▶ Aim of the exercise: Identify every line in the records below that contains the word "Ajuste", and copy each of those lines.

▶ Information supplied:
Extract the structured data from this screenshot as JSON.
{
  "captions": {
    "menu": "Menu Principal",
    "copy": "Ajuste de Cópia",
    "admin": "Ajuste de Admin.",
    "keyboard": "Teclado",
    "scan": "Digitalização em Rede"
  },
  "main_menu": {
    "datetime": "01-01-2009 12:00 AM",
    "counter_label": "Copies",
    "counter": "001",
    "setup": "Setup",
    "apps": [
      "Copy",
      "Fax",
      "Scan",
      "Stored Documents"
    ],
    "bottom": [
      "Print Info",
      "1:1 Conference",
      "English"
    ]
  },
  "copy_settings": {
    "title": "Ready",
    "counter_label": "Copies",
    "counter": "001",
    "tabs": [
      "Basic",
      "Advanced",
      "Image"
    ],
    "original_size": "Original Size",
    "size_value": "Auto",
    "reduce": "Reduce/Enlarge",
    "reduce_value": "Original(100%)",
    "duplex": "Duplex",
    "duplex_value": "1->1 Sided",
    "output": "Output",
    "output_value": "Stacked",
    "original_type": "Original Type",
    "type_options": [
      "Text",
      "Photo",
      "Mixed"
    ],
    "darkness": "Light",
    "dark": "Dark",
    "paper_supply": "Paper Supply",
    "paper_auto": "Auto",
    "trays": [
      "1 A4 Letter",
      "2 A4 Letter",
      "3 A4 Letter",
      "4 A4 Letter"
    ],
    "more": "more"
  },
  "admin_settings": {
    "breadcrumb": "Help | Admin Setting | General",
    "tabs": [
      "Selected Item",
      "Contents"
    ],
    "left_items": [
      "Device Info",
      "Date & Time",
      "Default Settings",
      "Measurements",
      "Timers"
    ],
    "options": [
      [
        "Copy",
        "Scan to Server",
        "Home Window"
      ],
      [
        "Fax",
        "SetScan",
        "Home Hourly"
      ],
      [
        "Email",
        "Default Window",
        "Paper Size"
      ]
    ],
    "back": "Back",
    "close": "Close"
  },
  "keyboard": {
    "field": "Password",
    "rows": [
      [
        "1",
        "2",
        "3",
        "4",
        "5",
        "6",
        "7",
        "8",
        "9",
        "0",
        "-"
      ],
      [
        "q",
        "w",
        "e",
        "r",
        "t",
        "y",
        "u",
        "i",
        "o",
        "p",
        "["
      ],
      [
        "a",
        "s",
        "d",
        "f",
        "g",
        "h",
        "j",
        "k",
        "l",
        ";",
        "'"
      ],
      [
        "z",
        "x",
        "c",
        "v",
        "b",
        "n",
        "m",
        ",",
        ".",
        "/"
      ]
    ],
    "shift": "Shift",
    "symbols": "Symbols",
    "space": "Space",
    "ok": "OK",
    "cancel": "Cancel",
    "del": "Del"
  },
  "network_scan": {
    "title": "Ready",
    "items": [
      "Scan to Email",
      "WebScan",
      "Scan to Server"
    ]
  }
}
* * *
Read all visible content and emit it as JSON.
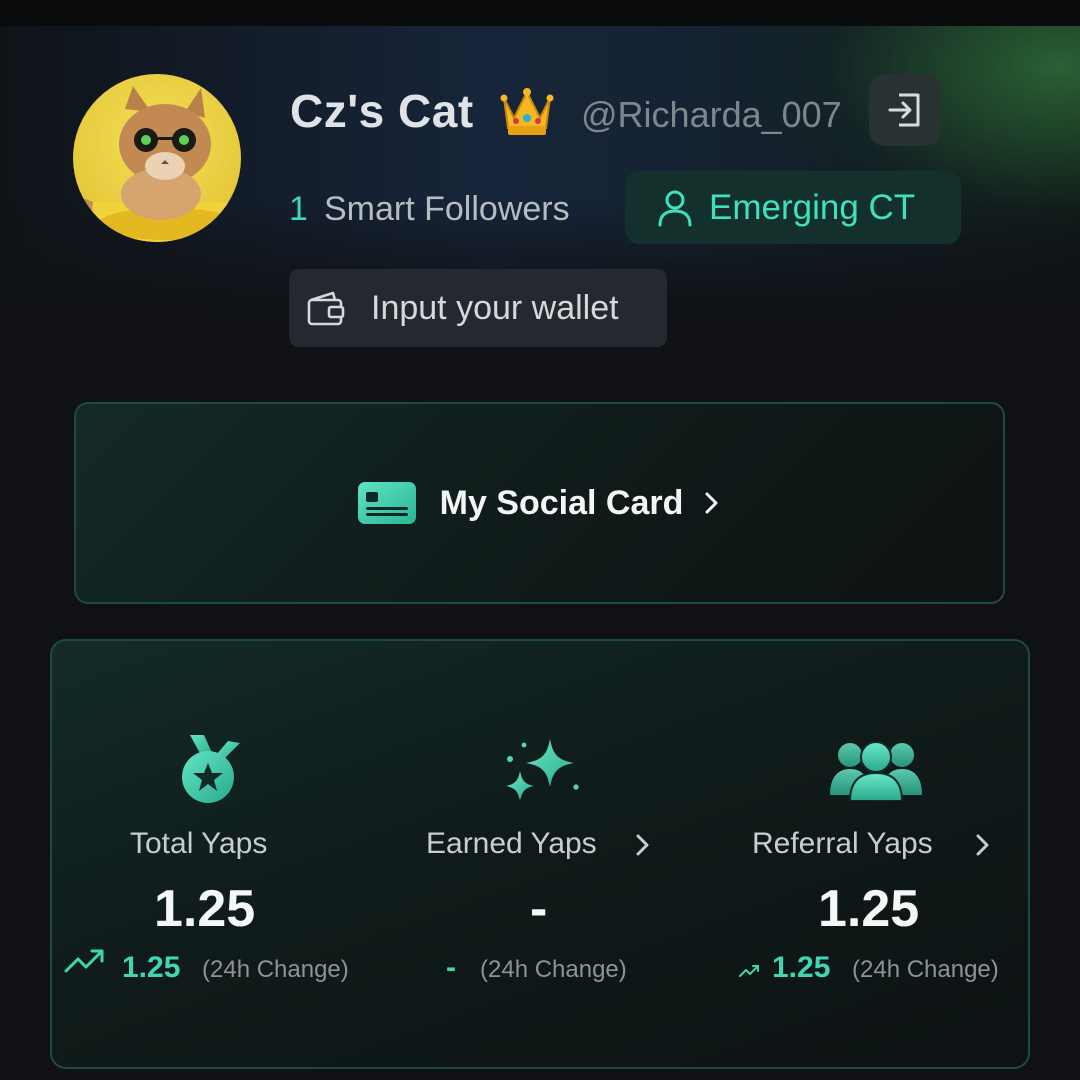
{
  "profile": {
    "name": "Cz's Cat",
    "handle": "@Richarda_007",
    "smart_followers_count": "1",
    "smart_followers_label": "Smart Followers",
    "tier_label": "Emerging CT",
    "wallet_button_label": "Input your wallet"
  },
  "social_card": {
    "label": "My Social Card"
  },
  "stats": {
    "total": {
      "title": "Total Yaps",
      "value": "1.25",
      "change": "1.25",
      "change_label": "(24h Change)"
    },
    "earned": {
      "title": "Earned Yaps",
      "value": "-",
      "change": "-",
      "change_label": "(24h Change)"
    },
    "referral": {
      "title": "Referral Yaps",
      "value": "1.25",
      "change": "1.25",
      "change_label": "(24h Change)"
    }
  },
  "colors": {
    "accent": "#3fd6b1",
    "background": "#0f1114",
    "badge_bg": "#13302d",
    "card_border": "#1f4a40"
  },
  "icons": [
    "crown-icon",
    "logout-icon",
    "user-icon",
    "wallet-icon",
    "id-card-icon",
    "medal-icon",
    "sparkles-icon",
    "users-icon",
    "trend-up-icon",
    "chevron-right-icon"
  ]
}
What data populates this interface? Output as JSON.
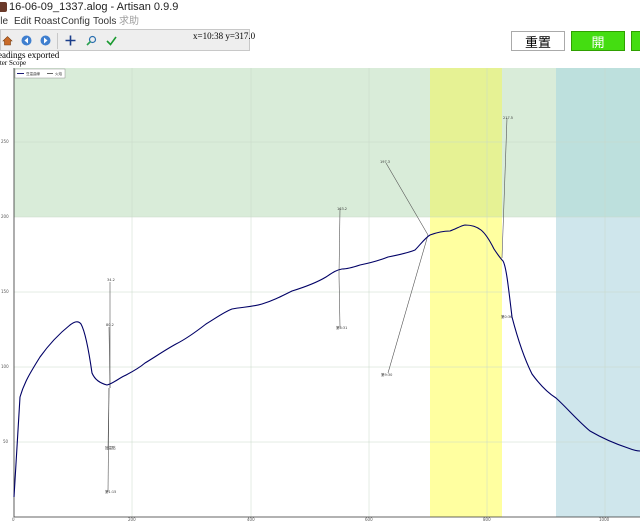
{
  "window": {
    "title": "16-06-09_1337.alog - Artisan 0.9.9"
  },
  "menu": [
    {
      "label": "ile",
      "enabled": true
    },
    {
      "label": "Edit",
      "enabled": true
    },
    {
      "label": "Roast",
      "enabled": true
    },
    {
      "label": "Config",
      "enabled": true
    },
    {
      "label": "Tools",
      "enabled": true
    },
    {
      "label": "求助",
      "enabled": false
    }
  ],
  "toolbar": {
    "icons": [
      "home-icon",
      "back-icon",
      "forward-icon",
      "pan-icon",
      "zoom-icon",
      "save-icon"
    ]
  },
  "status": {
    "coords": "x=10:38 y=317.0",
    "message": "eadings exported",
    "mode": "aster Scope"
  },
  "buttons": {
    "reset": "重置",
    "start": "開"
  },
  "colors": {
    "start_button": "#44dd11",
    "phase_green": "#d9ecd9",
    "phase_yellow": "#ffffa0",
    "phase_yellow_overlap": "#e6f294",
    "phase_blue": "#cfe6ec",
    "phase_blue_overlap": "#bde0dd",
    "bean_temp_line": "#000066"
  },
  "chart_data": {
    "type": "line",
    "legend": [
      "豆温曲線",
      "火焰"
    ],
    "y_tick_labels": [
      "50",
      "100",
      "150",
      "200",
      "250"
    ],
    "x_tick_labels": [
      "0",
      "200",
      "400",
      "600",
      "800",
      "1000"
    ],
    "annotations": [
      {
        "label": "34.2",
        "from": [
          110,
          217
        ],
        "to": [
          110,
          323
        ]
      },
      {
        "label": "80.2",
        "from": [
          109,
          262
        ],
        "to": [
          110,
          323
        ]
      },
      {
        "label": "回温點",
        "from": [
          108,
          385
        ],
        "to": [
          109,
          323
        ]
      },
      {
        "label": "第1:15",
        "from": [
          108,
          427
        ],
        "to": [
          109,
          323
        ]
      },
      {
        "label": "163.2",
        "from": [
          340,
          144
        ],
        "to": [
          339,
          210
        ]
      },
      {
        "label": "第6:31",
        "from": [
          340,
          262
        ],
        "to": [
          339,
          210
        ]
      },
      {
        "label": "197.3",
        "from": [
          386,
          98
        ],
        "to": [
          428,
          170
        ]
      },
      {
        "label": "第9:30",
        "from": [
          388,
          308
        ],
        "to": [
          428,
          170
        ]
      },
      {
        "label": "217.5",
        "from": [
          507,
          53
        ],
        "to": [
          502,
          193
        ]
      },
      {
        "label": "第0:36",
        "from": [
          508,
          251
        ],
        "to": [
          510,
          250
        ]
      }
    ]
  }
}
---
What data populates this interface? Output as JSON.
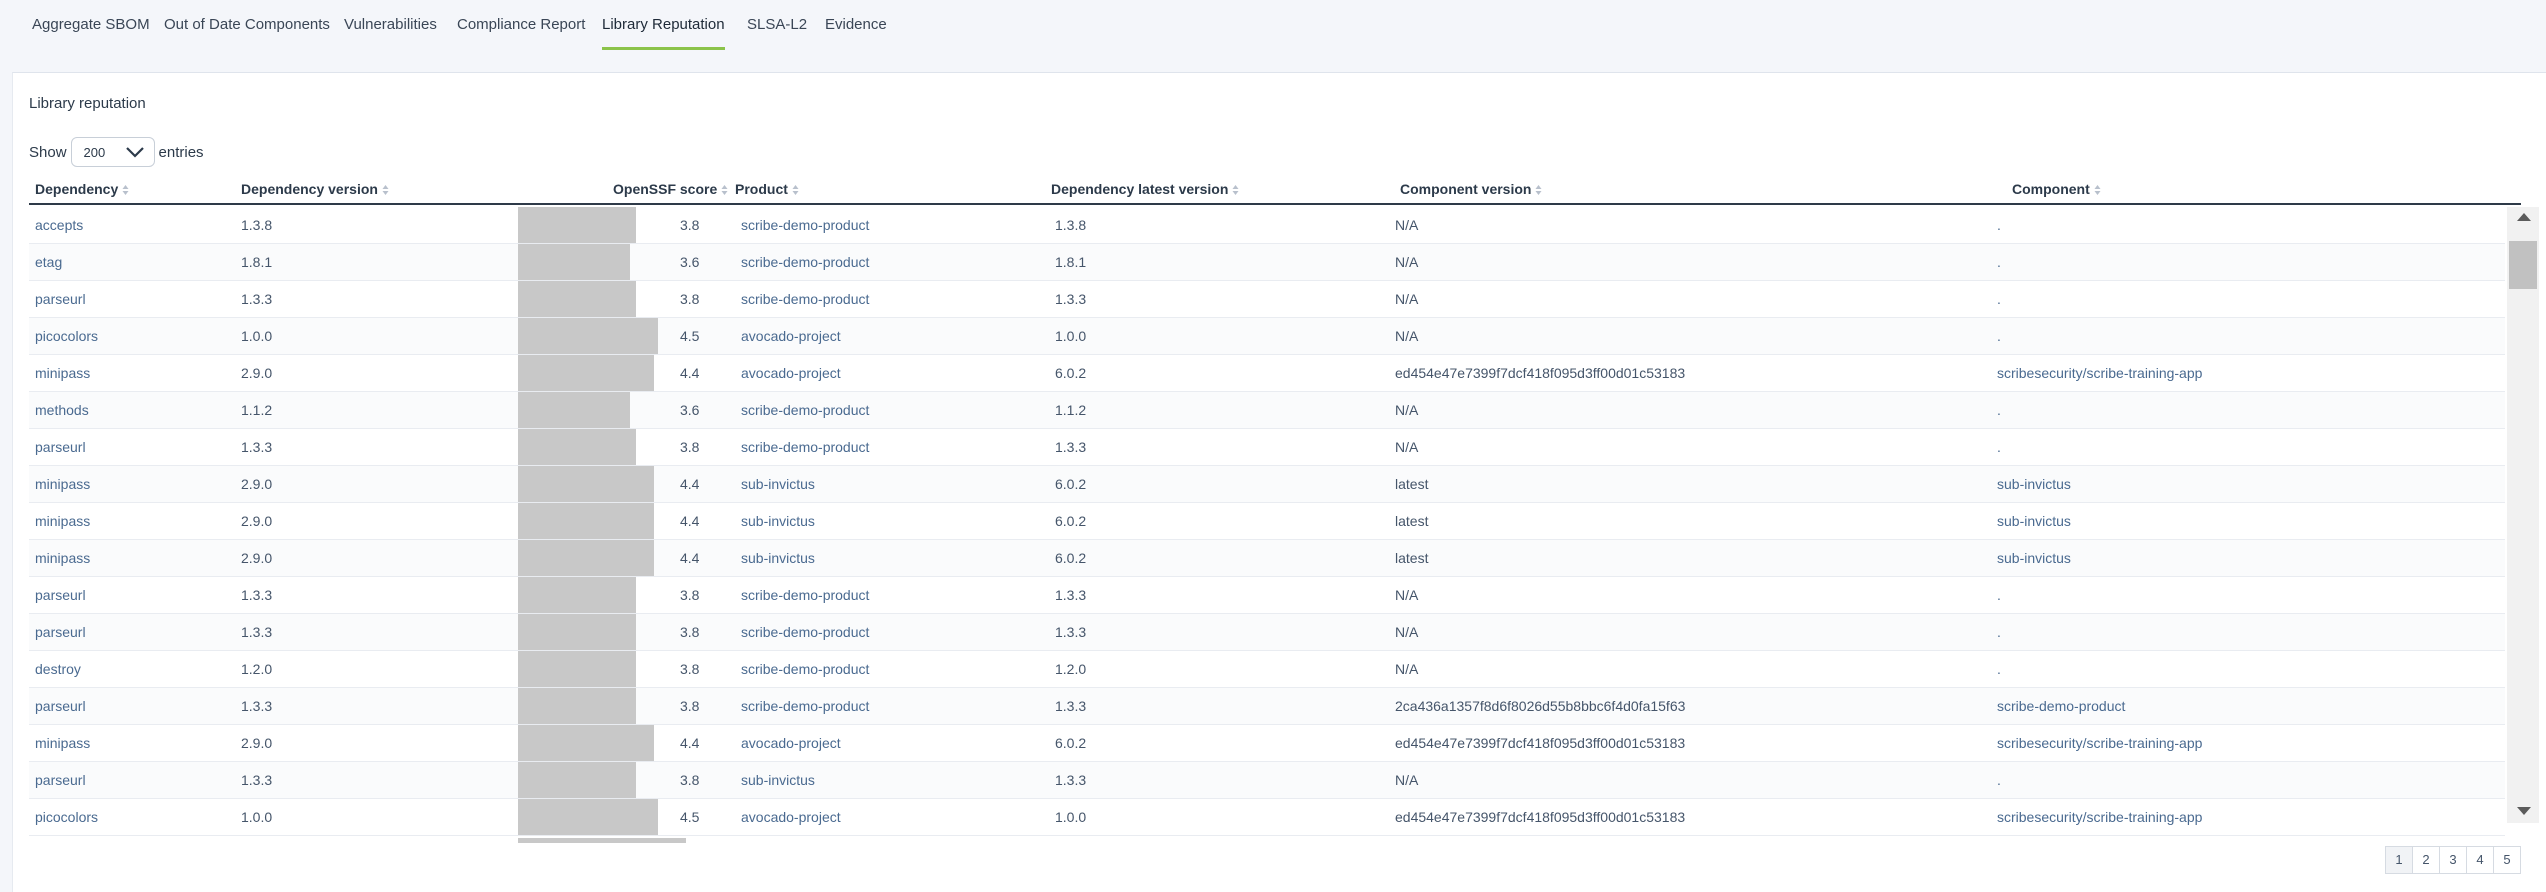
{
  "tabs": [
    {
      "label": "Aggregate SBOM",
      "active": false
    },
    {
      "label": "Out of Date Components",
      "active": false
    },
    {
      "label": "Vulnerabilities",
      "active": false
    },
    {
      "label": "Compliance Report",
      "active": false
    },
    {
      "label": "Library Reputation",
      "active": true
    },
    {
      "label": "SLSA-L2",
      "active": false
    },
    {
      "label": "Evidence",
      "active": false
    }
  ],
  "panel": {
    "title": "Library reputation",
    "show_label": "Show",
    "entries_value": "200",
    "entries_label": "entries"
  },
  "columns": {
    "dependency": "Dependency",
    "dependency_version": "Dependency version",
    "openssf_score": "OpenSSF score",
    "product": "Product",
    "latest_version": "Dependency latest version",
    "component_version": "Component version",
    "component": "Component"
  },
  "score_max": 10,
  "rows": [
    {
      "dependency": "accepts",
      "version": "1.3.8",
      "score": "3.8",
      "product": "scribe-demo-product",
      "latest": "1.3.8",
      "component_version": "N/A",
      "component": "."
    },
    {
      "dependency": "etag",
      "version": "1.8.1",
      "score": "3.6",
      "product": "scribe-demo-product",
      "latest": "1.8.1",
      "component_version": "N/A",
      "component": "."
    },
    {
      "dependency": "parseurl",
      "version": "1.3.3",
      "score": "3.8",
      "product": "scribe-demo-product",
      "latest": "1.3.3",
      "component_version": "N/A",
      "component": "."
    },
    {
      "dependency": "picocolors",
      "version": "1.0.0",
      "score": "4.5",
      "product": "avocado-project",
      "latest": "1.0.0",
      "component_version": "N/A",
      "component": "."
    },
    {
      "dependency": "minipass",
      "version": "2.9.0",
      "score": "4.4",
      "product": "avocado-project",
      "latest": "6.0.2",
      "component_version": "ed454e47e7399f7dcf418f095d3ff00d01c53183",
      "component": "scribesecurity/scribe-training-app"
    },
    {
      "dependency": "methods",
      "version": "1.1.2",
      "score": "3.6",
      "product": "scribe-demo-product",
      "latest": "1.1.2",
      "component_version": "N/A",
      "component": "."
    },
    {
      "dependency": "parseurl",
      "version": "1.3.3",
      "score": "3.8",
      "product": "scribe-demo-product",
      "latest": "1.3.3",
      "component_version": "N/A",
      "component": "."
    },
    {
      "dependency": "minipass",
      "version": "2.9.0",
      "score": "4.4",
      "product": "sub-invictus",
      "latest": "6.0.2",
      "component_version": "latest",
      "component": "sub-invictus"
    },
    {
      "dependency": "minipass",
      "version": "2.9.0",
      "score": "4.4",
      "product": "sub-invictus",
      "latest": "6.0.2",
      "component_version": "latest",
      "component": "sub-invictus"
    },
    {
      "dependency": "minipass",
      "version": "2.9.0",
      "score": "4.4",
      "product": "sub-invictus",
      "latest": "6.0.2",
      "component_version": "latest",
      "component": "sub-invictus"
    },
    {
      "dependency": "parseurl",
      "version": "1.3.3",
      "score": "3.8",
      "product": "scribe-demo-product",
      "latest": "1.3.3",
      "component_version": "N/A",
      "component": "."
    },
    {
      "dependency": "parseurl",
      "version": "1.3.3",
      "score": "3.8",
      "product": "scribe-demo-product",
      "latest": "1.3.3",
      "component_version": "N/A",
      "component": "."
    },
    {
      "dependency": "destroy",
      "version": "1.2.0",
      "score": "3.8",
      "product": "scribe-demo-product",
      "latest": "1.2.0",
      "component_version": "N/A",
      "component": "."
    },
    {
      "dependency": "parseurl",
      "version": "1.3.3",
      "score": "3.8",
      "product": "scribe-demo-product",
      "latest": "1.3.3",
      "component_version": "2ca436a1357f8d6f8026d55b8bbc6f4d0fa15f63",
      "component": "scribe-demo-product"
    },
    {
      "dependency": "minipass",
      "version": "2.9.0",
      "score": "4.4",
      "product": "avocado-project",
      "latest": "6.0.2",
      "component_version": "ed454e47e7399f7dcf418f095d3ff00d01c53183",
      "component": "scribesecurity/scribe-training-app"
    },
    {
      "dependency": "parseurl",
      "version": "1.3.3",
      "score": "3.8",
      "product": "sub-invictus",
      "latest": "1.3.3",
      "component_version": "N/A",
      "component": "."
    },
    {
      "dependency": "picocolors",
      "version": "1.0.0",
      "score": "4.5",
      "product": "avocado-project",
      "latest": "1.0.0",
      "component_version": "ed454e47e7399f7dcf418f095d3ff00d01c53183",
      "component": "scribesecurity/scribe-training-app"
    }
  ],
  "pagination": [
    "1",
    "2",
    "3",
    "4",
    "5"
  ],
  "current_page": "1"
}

▶ Exercise response:
    "copy": "Ajuste de Cópia",
    "admin": "Ajuste de Admin.",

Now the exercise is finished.